Copy all entries without alteration and skip the pictures they hold.
===== PROVIDED DATA =====
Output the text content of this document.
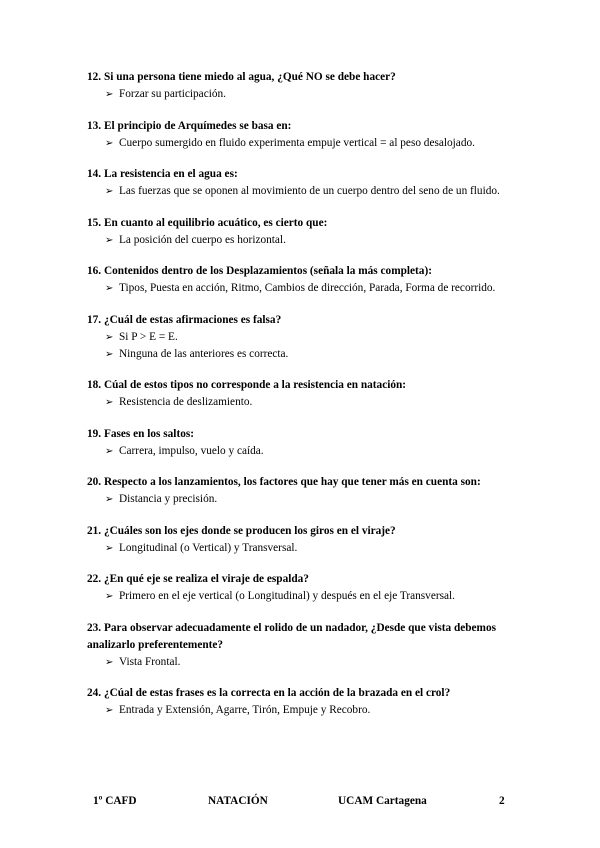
12. Si una persona tiene miedo al agua, ¿Qué NO se debe hacer?
➢ Forzar su participación.
13. El principio de Arquímedes se basa en:
➢ Cuerpo sumergido en fluido experimenta empuje vertical = al peso desalojado.
14. La resistencia en el agua es:
➢ Las fuerzas que se oponen al movimiento de un cuerpo dentro del seno de un fluido.
15. En cuanto al equilibrio acuático, es cierto que:
➢ La posición del cuerpo es horizontal.
16. Contenidos dentro de los Desplazamientos (señala la más completa):
➢ Tipos, Puesta en acción, Ritmo, Cambios de dirección, Parada, Forma de recorrido.
17. ¿Cuál de estas afirmaciones es falsa?
➢ Si P > E = E.
➢ Ninguna de las anteriores es correcta.
18. Cúal de estos tipos no corresponde a la resistencia en natación:
➢ Resistencia de deslizamiento.
19. Fases en los saltos:
➢ Carrera, impulso, vuelo y caída.
20. Respecto a los lanzamientos, los factores que hay que tener más en cuenta son:
➢ Distancia y precisión.
21. ¿Cuáles son los ejes donde se producen los giros en el viraje?
➢ Longitudinal (o Vertical) y Transversal.
22. ¿En qué eje se realiza el viraje de espalda?
➢ Primero en el eje vertical (o Longitudinal) y después en el eje Transversal.
23. Para observar adecuadamente el rolido de un nadador, ¿Desde que vista debemos analizarlo preferentemente?
➢ Vista Frontal.
24. ¿Cúal de estas frases es la correcta en la acción de la brazada en el crol?
➢ Entrada y Extensión, Agarre, Tirón, Empuje y Recobro.
1º CAFD	NATACIÓN	UCAM Cartagena	2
=====
ANSWER FOR THE TASK:
Output the text content of this document.
12. Si una persona tiene miedo al agua, ¿Qué NO se debe hacer?
➢ Forzar su participación.
13. El principio de Arquímedes se basa en:
➢ Cuerpo sumergido en fluido experimenta empuje vertical = al peso desalojado.
14. La resistencia en el agua es:
➢ Las fuerzas que se oponen al movimiento de un cuerpo dentro del seno de un fluido.
15. En cuanto al equilibrio acuático, es cierto que:
➢ La posición del cuerpo es horizontal.
16. Contenidos dentro de los Desplazamientos (señala la más completa):
➢ Tipos, Puesta en acción, Ritmo, Cambios de dirección, Parada, Forma de recorrido.
17. ¿Cuál de estas afirmaciones es falsa?
➢ Si P > E = E.
➢ Ninguna de las anteriores es correcta.
18. Cúal de estos tipos no corresponde a la resistencia en natación:
➢ Resistencia de deslizamiento.
19. Fases en los saltos:
➢ Carrera, impulso, vuelo y caída.
20. Respecto a los lanzamientos, los factores que hay que tener más en cuenta son:
➢ Distancia y precisión.
21. ¿Cuáles son los ejes donde se producen los giros en el viraje?
➢ Longitudinal (o Vertical) y Transversal.
22. ¿En qué eje se realiza el viraje de espalda?
➢ Primero en el eje vertical (o Longitudinal) y después en el eje Transversal.
23. Para observar adecuadamente el rolido de un nadador, ¿Desde que vista debemos analizarlo preferentemente?
➢ Vista Frontal.
24. ¿Cúal de estas frases es la correcta en la acción de la brazada en el crol?
➢ Entrada y Extensión, Agarre, Tirón, Empuje y Recobro.
1º CAFD	NATACIÓN	UCAM Cartagena	2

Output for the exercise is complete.